What you will do ▸ Reproduce the records below exactly, leaving out any pictures.

------------------------------------------------------------

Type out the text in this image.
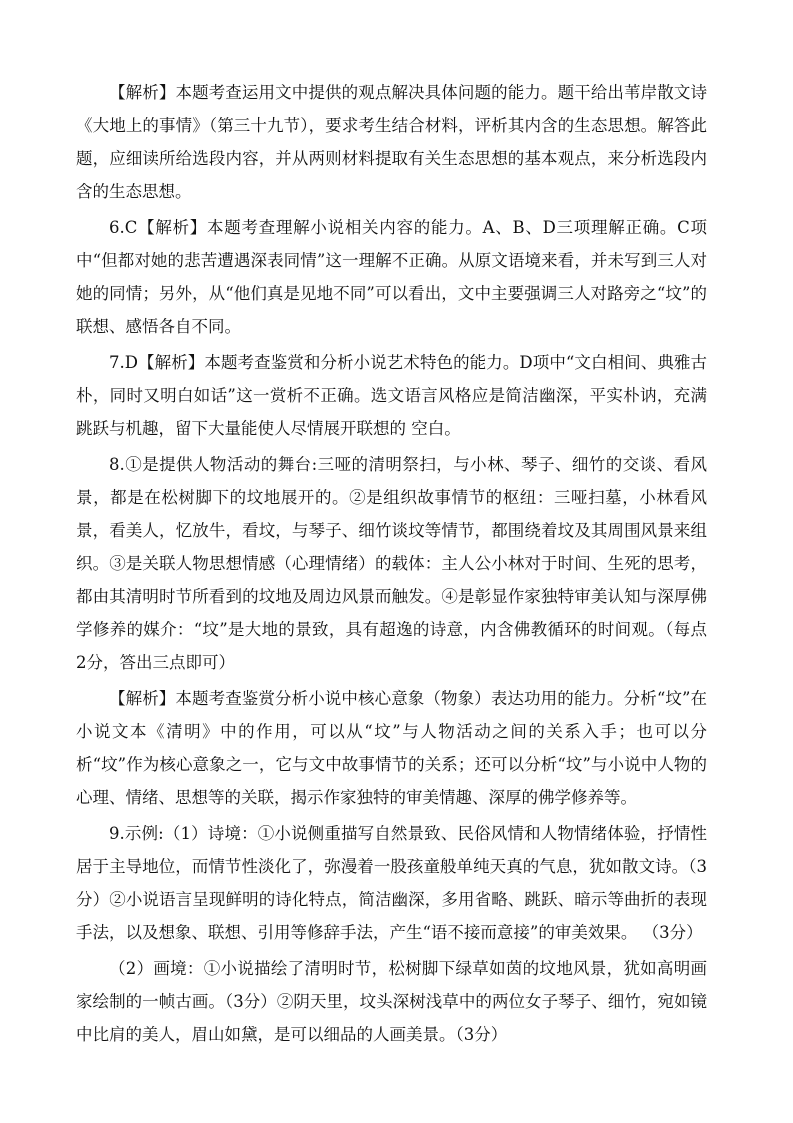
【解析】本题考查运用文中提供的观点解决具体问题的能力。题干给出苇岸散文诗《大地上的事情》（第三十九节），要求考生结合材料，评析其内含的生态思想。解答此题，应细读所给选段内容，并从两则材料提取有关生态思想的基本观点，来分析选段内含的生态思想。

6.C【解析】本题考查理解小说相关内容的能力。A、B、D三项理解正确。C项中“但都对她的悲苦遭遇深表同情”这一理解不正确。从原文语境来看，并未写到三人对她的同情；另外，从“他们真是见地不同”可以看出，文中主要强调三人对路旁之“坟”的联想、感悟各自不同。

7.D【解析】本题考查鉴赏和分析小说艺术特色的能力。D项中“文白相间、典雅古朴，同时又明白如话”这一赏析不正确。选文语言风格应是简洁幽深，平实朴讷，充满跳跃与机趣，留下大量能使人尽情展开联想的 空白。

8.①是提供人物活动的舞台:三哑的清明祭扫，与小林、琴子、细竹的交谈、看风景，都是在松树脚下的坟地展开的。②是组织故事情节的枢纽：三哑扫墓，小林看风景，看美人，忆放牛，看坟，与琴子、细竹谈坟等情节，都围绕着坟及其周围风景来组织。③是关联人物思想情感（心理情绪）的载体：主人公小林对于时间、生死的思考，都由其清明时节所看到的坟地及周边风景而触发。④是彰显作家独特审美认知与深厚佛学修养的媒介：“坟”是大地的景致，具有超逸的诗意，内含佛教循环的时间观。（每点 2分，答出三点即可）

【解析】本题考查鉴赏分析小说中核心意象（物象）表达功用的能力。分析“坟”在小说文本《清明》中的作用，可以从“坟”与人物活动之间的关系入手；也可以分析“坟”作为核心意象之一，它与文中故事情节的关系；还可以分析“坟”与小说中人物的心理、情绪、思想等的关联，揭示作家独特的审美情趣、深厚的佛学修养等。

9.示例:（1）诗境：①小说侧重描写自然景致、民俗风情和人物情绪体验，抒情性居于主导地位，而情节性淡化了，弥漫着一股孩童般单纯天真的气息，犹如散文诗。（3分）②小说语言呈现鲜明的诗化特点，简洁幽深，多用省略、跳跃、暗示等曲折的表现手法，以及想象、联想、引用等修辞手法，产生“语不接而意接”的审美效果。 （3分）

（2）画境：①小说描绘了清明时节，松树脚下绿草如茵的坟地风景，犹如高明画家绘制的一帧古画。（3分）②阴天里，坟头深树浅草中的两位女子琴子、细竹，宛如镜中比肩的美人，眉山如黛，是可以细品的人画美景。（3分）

------------------------------------------------------------

Response ▸
Type out the text in this image.
【解析】本题考查运用文中提供的观点解决具体问题的能力。题干给出苇岸散文诗《大地上的事情》（第三十九节），要求考生结合材料，评析其内含的生态思想。解答此题，应细读所给选段内容，并从两则材料提取有关生态思想的基本观点，来分析选段内含的生态思想。

6.C【解析】本题考查理解小说相关内容的能力。A、B、D三项理解正确。C项中“但都对她的悲苦遭遇深表同情”这一理解不正确。从原文语境来看，并未写到三人对她的同情；另外，从“他们真是见地不同”可以看出，文中主要强调三人对路旁之“坟”的联想、感悟各自不同。

7.D【解析】本题考查鉴赏和分析小说艺术特色的能力。D项中“文白相间、典雅古朴，同时又明白如话”这一赏析不正确。选文语言风格应是简洁幽深，平实朴讷，充满跳跃与机趣，留下大量能使人尽情展开联想的 空白。

8.①是提供人物活动的舞台:三哑的清明祭扫，与小林、琴子、细竹的交谈、看风景，都是在松树脚下的坟地展开的。②是组织故事情节的枢纽：三哑扫墓，小林看风景，看美人，忆放牛，看坟，与琴子、细竹谈坟等情节，都围绕着坟及其周围风景来组织。③是关联人物思想情感（心理情绪）的载体：主人公小林对于时间、生死的思考，都由其清明时节所看到的坟地及周边风景而触发。④是彰显作家独特审美认知与深厚佛学修养的媒介：“坟”是大地的景致，具有超逸的诗意，内含佛教循环的时间观。（每点 2分，答出三点即可）

【解析】本题考查鉴赏分析小说中核心意象（物象）表达功用的能力。分析“坟”在小说文本《清明》中的作用，可以从“坟”与人物活动之间的关系入手；也可以分析“坟”作为核心意象之一，它与文中故事情节的关系；还可以分析“坟”与小说中人物的心理、情绪、思想等的关联，揭示作家独特的审美情趣、深厚的佛学修养等。

9.示例:（1）诗境：①小说侧重描写自然景致、民俗风情和人物情绪体验，抒情性居于主导地位，而情节性淡化了，弥漫着一股孩童般单纯天真的气息，犹如散文诗。（3分）②小说语言呈现鲜明的诗化特点，简洁幽深，多用省略、跳跃、暗示等曲折的表现手法，以及想象、联想、引用等修辞手法，产生“语不接而意接”的审美效果。 （3分）

（2）画境：①小说描绘了清明时节，松树脚下绿草如茵的坟地风景，犹如高明画家绘制的一帧古画。（3分）②阴天里，坟头深树浅草中的两位女子琴子、细竹，宛如镜中比肩的美人，眉山如黛，是可以细品的人画美景。（3分）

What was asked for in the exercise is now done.